[What you should do] Print all entries word for word.

[Provided records]
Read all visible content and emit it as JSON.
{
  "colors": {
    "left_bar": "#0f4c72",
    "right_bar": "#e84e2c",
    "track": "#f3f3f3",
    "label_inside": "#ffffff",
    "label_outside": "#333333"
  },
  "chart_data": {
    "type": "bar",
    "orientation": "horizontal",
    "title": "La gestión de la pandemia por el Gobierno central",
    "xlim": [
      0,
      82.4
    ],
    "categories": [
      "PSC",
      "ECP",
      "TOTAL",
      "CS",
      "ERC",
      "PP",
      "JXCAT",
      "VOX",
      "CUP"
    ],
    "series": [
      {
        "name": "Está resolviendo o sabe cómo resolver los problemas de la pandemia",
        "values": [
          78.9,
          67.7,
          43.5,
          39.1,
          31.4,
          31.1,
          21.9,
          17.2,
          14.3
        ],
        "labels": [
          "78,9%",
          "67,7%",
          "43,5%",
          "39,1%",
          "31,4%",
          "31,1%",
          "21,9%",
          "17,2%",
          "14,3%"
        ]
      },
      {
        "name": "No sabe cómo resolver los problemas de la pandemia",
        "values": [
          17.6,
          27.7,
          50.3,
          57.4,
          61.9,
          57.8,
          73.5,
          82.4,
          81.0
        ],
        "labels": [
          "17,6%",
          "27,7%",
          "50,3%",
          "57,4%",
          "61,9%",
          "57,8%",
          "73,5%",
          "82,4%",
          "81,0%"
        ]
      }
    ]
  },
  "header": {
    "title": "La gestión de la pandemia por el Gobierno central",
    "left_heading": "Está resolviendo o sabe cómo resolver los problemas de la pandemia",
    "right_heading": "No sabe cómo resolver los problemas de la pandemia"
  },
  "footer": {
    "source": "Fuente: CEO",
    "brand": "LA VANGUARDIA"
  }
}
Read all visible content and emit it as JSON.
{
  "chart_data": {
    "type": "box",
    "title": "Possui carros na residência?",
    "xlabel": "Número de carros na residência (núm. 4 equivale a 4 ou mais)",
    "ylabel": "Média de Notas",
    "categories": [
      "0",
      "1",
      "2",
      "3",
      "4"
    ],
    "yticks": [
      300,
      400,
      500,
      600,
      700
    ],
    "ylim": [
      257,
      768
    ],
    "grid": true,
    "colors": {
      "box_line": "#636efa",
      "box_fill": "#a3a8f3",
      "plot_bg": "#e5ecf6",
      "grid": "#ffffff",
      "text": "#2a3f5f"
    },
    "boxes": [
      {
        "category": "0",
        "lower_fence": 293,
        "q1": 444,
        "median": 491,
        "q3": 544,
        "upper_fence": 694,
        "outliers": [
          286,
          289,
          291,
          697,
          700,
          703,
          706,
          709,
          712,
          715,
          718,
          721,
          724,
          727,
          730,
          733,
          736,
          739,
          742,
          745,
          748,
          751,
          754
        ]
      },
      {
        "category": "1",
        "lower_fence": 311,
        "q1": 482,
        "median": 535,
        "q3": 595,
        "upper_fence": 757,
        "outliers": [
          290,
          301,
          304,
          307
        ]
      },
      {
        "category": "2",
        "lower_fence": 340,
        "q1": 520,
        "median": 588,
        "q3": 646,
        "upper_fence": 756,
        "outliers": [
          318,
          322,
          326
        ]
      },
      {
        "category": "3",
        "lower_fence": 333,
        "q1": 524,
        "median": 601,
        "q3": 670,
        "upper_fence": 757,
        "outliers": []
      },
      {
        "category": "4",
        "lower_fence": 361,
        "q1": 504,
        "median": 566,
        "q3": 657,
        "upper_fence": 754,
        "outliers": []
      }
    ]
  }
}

[Final result]
Read all visible content and emit it as JSON.
{
  "colors": {
    "left_bar": "#0f4c72",
    "right_bar": "#e84e2c",
    "track": "#f3f3f3",
    "label_inside": "#ffffff",
    "label_outside": "#333333"
  },
  "chart_data": {
    "type": "bar",
    "orientation": "horizontal",
    "title": "La gestión de la pandemia por el Gobierno central",
    "xlim": [
      0,
      82.4
    ],
    "categories": [
      "PSC",
      "ECP",
      "TOTAL",
      "CS",
      "ERC",
      "PP",
      "JXCAT",
      "VOX",
      "CUP"
    ],
    "series": [
      {
        "name": "Está resolviendo o sabe cómo resolver los problemas de la pandemia",
        "values": [
          78.9,
          67.7,
          43.5,
          39.1,
          31.4,
          31.1,
          21.9,
          17.2,
          14.3
        ],
        "labels": [
          "78,9%",
          "67,7%",
          "43,5%",
          "39,1%",
          "31,4%",
          "31,1%",
          "21,9%",
          "17,2%",
          "14,3%"
        ]
      },
      {
        "name": "No sabe cómo resolver los problemas de la pandemia",
        "values": [
          17.6,
          27.7,
          50.3,
          57.4,
          61.9,
          57.8,
          73.5,
          82.4,
          81.0
        ],
        "labels": [
          "17,6%",
          "27,7%",
          "50,3%",
          "57,4%",
          "61,9%",
          "57,8%",
          "73,5%",
          "82,4%",
          "81,0%"
        ]
      }
    ]
  },
  "header": {
    "title": "La gestión de la pandemia por el Gobierno central",
    "left_heading": "Está resolviendo o sabe cómo resolver los problemas de la pandemia",
    "right_heading": "No sabe cómo resolver los problemas de la pandemia"
  },
  "footer": {
    "source": "Fuente: CEO",
    "brand": "LA VANGUARDIA"
  }
}
Read all visible content and emit it as JSON.
{
  "chart_data": {
    "type": "box",
    "title": "Possui carros na residência?",
    "xlabel": "Número de carros na residência (núm. 4 equivale a 4 ou mais)",
    "ylabel": "Média de Notas",
    "categories": [
      "0",
      "1",
      "2",
      "3",
      "4"
    ],
    "yticks": [
      300,
      400,
      500,
      600,
      700
    ],
    "ylim": [
      257,
      768
    ],
    "grid": true,
    "colors": {
      "box_line": "#636efa",
      "box_fill": "#a3a8f3",
      "plot_bg": "#e5ecf6",
      "grid": "#ffffff",
      "text": "#2a3f5f"
    },
    "boxes": [
      {
        "category": "0",
        "lower_fence": 293,
        "q1": 444,
        "median": 491,
        "q3": 544,
        "upper_fence": 694,
        "outliers": [
          286,
          289,
          291,
          697,
          700,
          703,
          706,
          709,
          712,
          715,
          718,
          721,
          724,
          727,
          730,
          733,
          736,
          739,
          742,
          745,
          748,
          751,
          754
        ]
      },
      {
        "category": "1",
        "lower_fence": 311,
        "q1": 482,
        "median": 535,
        "q3": 595,
        "upper_fence": 757,
        "outliers": [
          290,
          301,
          304,
          307
        ]
      },
      {
        "category": "2",
        "lower_fence": 340,
        "q1": 520,
        "median": 588,
        "q3": 646,
        "upper_fence": 756,
        "outliers": [
          318,
          322,
          326
        ]
      },
      {
        "category": "3",
        "lower_fence": 333,
        "q1": 524,
        "median": 601,
        "q3": 670,
        "upper_fence": 757,
        "outliers": []
      },
      {
        "category": "4",
        "lower_fence": 361,
        "q1": 504,
        "median": 566,
        "q3": 657,
        "upper_fence": 754,
        "outliers": []
      }
    ]
  }
}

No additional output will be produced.